**Exercise prompt**. Repeat every entry in the listing below, exactly.

**Records provided**.
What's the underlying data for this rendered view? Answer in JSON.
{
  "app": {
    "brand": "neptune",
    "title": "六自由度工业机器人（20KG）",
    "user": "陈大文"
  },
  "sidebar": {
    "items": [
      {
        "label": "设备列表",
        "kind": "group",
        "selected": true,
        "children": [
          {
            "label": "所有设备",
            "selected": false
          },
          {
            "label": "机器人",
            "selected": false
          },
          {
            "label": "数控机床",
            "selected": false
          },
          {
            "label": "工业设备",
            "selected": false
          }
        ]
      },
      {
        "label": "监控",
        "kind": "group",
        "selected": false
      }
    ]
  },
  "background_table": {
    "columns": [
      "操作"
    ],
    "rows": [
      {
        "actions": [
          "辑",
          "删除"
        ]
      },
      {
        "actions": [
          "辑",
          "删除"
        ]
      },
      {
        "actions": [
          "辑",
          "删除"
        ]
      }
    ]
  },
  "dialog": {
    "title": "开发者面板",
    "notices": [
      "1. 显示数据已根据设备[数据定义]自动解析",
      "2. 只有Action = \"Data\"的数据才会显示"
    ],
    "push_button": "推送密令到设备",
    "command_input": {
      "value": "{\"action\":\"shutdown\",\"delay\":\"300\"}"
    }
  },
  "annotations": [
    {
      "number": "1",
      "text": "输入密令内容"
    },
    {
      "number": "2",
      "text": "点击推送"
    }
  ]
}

**Completed exercise**.
What's the underlying data for this rendered view? Answer in JSON.
{
  "app": {
    "brand": "neptune",
    "title": "六自由度工业机器人（20KG）",
    "user": "陈大文"
  },
  "sidebar": {
    "items": [
      {
        "label": "设备列表",
        "kind": "group",
        "selected": true,
        "children": [
          {
            "label": "所有设备",
            "selected": false
          },
          {
            "label": "机器人",
            "selected": false
          },
          {
            "label": "数控机床",
            "selected": false
          },
          {
            "label": "工业设备",
            "selected": false
          }
        ]
      },
      {
        "label": "监控",
        "kind": "group",
        "selected": false
      }
    ]
  },
  "background_table": {
    "columns": [
      "操作"
    ],
    "rows": [
      {
        "actions": [
          "辑",
          "删除"
        ]
      },
      {
        "actions": [
          "辑",
          "删除"
        ]
      },
      {
        "actions": [
          "辑",
          "删除"
        ]
      }
    ]
  },
  "dialog": {
    "title": "开发者面板",
    "notices": [
      "1. 显示数据已根据设备[数据定义]自动解析",
      "2. 只有Action = \"Data\"的数据才会显示"
    ],
    "push_button": "推送密令到设备",
    "command_input": {
      "value": "{\"action\":\"shutdown\",\"delay\":\"300\"}"
    }
  },
  "annotations": [
    {
      "number": "1",
      "text": "输入密令内容"
    },
    {
      "number": "2",
      "text": "点击推送"
    }
  ]
}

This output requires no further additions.